## RECORDS FOR PROCESSING

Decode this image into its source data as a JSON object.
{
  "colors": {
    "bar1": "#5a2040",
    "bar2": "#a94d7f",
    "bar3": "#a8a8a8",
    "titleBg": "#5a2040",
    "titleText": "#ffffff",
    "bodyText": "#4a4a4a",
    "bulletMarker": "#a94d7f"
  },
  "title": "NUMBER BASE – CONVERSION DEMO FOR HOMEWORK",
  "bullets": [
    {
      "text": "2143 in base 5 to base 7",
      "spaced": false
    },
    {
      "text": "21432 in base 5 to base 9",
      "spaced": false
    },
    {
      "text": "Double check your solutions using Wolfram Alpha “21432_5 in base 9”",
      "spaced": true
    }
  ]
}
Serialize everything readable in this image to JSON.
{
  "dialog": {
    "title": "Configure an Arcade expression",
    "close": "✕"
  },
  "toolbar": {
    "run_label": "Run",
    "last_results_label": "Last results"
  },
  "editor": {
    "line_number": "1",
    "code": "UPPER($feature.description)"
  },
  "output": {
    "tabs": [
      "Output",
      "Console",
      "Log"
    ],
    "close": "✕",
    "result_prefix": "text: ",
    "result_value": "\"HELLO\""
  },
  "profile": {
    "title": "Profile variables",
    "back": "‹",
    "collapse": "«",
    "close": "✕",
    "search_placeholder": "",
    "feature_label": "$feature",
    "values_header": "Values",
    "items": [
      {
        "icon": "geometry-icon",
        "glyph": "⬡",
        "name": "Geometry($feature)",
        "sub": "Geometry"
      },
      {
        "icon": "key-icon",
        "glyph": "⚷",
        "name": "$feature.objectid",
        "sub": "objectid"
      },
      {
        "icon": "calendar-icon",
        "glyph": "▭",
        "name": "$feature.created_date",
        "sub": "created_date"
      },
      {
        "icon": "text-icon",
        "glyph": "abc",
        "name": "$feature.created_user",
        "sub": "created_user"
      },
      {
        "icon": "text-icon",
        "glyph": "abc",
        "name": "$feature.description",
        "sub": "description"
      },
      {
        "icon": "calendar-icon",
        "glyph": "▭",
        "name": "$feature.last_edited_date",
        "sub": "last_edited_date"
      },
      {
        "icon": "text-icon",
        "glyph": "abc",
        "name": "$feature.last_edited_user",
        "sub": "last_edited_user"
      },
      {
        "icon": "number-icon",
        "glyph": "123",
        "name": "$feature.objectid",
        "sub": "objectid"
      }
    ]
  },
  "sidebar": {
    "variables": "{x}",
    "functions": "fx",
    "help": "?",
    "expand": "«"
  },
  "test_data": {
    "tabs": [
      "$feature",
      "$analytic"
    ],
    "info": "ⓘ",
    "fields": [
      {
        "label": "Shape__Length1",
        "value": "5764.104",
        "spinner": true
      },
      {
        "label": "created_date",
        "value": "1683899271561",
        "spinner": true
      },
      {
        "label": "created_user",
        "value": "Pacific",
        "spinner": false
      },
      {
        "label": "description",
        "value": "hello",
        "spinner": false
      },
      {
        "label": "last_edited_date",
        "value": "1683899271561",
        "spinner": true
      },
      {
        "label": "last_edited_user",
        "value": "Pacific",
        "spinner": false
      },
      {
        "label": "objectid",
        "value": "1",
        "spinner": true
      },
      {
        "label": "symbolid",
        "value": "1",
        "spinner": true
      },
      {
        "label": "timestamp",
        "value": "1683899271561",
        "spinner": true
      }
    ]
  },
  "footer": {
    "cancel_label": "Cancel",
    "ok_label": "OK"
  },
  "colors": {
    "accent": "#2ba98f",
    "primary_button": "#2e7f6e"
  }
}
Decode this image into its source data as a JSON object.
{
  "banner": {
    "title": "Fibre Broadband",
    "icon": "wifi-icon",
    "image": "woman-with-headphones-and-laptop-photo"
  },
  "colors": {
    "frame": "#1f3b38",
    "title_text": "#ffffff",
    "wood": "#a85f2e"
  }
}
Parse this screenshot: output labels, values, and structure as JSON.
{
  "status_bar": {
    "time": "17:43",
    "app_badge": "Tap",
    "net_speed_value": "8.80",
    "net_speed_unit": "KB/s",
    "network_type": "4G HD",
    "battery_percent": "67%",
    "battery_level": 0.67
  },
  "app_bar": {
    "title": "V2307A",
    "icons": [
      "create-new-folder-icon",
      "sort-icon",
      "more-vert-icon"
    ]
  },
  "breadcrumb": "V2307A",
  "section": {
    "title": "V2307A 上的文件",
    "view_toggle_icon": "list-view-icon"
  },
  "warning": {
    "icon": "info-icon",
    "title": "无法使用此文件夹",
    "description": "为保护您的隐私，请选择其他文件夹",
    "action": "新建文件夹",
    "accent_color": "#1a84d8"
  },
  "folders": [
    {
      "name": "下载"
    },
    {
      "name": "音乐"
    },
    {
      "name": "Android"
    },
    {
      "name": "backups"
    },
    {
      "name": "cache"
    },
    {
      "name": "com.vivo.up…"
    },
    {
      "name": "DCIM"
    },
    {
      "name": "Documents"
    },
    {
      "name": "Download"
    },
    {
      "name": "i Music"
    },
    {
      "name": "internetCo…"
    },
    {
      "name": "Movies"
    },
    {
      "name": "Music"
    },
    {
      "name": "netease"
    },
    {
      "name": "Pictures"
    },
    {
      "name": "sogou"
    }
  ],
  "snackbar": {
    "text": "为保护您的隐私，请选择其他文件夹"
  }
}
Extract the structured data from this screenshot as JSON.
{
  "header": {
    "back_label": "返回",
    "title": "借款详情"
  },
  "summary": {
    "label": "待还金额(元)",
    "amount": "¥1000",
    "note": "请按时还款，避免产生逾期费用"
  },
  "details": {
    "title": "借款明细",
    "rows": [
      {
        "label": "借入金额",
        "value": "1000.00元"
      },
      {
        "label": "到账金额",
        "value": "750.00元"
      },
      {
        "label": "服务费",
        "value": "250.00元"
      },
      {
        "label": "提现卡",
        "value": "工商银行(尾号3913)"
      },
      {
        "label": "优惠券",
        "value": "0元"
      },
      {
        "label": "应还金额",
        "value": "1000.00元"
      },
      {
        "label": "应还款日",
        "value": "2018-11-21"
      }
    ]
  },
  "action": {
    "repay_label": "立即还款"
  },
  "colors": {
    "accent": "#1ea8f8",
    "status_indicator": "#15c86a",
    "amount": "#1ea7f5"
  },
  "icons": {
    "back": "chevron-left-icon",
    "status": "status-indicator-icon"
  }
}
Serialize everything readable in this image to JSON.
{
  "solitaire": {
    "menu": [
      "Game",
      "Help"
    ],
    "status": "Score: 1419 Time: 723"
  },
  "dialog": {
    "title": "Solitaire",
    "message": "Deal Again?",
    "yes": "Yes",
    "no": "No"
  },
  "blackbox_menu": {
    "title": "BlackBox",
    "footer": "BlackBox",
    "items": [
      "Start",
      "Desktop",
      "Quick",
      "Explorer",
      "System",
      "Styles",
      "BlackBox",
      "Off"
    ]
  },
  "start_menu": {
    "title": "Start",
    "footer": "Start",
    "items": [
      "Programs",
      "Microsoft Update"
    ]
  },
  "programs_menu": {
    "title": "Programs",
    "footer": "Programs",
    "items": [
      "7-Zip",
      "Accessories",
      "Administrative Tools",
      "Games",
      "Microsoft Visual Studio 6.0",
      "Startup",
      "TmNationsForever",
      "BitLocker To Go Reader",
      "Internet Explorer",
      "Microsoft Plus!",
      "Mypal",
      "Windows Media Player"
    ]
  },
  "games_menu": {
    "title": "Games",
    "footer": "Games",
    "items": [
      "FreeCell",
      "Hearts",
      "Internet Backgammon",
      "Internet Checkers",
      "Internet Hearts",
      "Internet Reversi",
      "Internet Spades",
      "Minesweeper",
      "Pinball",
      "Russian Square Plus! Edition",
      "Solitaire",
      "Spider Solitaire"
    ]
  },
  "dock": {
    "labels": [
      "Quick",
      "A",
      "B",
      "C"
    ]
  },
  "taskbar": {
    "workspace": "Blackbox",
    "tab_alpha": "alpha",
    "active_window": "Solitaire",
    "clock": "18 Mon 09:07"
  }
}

## PROBLEM STATEMENT
Report how many lines in the entries hold the string "feature". Nothing but the number is wanted.

## REPLY TO THE TASK
11